**WORK INSTRUCTIONS:** All of the data must be printed exactly; please include every line.

**EXTRACTED INFORMATION:**
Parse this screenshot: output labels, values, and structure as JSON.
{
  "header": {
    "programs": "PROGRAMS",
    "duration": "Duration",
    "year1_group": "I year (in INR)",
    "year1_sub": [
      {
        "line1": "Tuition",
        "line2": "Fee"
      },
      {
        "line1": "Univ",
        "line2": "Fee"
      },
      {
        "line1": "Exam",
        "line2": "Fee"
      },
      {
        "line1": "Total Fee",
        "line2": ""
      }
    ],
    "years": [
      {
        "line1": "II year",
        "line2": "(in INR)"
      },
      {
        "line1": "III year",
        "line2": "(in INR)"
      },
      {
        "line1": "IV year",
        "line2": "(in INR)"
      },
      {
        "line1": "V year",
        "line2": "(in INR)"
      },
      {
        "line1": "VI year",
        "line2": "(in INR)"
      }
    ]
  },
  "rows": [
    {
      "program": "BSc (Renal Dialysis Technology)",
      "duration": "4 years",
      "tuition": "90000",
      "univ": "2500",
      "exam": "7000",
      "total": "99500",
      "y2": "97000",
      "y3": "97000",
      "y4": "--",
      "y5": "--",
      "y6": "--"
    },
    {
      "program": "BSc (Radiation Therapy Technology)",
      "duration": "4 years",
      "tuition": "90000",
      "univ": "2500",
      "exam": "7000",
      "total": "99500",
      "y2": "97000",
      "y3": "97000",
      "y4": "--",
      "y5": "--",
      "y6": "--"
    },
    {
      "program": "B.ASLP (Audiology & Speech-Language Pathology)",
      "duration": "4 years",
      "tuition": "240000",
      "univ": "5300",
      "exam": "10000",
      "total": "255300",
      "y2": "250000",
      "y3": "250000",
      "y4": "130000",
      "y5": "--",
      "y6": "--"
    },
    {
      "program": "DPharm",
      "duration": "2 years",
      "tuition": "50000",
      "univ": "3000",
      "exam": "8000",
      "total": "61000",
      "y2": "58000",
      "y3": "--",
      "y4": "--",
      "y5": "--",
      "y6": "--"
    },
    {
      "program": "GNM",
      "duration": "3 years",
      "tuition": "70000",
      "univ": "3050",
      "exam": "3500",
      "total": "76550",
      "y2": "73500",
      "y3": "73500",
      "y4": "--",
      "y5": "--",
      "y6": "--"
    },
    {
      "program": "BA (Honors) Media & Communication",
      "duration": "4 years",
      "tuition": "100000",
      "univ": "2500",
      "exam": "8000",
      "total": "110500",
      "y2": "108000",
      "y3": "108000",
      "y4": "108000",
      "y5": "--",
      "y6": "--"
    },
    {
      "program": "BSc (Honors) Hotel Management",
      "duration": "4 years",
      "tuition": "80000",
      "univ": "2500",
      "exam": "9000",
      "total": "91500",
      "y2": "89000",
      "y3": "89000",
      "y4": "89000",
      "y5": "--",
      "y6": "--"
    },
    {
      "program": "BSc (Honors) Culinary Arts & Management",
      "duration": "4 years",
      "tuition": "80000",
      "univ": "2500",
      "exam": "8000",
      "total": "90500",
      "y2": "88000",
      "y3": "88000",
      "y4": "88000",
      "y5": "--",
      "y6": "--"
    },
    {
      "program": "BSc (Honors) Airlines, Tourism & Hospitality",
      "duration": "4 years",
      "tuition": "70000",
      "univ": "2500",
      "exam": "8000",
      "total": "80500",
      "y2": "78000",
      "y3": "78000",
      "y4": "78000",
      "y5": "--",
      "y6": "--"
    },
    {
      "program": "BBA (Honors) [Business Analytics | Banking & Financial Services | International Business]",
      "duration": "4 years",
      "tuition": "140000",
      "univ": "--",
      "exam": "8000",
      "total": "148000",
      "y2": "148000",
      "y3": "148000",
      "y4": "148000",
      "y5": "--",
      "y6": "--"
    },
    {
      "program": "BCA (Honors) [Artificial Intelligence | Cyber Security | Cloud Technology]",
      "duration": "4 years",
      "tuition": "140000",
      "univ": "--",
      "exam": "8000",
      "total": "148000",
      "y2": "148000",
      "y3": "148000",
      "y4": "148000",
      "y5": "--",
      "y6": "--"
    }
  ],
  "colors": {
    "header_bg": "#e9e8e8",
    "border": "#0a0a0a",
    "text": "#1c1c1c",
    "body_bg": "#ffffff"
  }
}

**EXERCISE SOLUTION:**
Parse this screenshot: output labels, values, and structure as JSON.
{
  "header": {
    "programs": "PROGRAMS",
    "duration": "Duration",
    "year1_group": "I year (in INR)",
    "year1_sub": [
      {
        "line1": "Tuition",
        "line2": "Fee"
      },
      {
        "line1": "Univ",
        "line2": "Fee"
      },
      {
        "line1": "Exam",
        "line2": "Fee"
      },
      {
        "line1": "Total Fee",
        "line2": ""
      }
    ],
    "years": [
      {
        "line1": "II year",
        "line2": "(in INR)"
      },
      {
        "line1": "III year",
        "line2": "(in INR)"
      },
      {
        "line1": "IV year",
        "line2": "(in INR)"
      },
      {
        "line1": "V year",
        "line2": "(in INR)"
      },
      {
        "line1": "VI year",
        "line2": "(in INR)"
      }
    ]
  },
  "rows": [
    {
      "program": "BSc (Renal Dialysis Technology)",
      "duration": "4 years",
      "tuition": "90000",
      "univ": "2500",
      "exam": "7000",
      "total": "99500",
      "y2": "97000",
      "y3": "97000",
      "y4": "--",
      "y5": "--",
      "y6": "--"
    },
    {
      "program": "BSc (Radiation Therapy Technology)",
      "duration": "4 years",
      "tuition": "90000",
      "univ": "2500",
      "exam": "7000",
      "total": "99500",
      "y2": "97000",
      "y3": "97000",
      "y4": "--",
      "y5": "--",
      "y6": "--"
    },
    {
      "program": "B.ASLP (Audiology & Speech-Language Pathology)",
      "duration": "4 years",
      "tuition": "240000",
      "univ": "5300",
      "exam": "10000",
      "total": "255300",
      "y2": "250000",
      "y3": "250000",
      "y4": "130000",
      "y5": "--",
      "y6": "--"
    },
    {
      "program": "DPharm",
      "duration": "2 years",
      "tuition": "50000",
      "univ": "3000",
      "exam": "8000",
      "total": "61000",
      "y2": "58000",
      "y3": "--",
      "y4": "--",
      "y5": "--",
      "y6": "--"
    },
    {
      "program": "GNM",
      "duration": "3 years",
      "tuition": "70000",
      "univ": "3050",
      "exam": "3500",
      "total": "76550",
      "y2": "73500",
      "y3": "73500",
      "y4": "--",
      "y5": "--",
      "y6": "--"
    },
    {
      "program": "BA (Honors) Media & Communication",
      "duration": "4 years",
      "tuition": "100000",
      "univ": "2500",
      "exam": "8000",
      "total": "110500",
      "y2": "108000",
      "y3": "108000",
      "y4": "108000",
      "y5": "--",
      "y6": "--"
    },
    {
      "program": "BSc (Honors) Hotel Management",
      "duration": "4 years",
      "tuition": "80000",
      "univ": "2500",
      "exam": "9000",
      "total": "91500",
      "y2": "89000",
      "y3": "89000",
      "y4": "89000",
      "y5": "--",
      "y6": "--"
    },
    {
      "program": "BSc (Honors) Culinary Arts & Management",
      "duration": "4 years",
      "tuition": "80000",
      "univ": "2500",
      "exam": "8000",
      "total": "90500",
      "y2": "88000",
      "y3": "88000",
      "y4": "88000",
      "y5": "--",
      "y6": "--"
    },
    {
      "program": "BSc (Honors) Airlines, Tourism & Hospitality",
      "duration": "4 years",
      "tuition": "70000",
      "univ": "2500",
      "exam": "8000",
      "total": "80500",
      "y2": "78000",
      "y3": "78000",
      "y4": "78000",
      "y5": "--",
      "y6": "--"
    },
    {
      "program": "BBA (Honors) [Business Analytics | Banking & Financial Services | International Business]",
      "duration": "4 years",
      "tuition": "140000",
      "univ": "--",
      "exam": "8000",
      "total": "148000",
      "y2": "148000",
      "y3": "148000",
      "y4": "148000",
      "y5": "--",
      "y6": "--"
    },
    {
      "program": "BCA (Honors) [Artificial Intelligence | Cyber Security | Cloud Technology]",
      "duration": "4 years",
      "tuition": "140000",
      "univ": "--",
      "exam": "8000",
      "total": "148000",
      "y2": "148000",
      "y3": "148000",
      "y4": "148000",
      "y5": "--",
      "y6": "--"
    }
  ],
  "colors": {
    "header_bg": "#e9e8e8",
    "border": "#0a0a0a",
    "text": "#1c1c1c",
    "body_bg": "#ffffff"
  }
}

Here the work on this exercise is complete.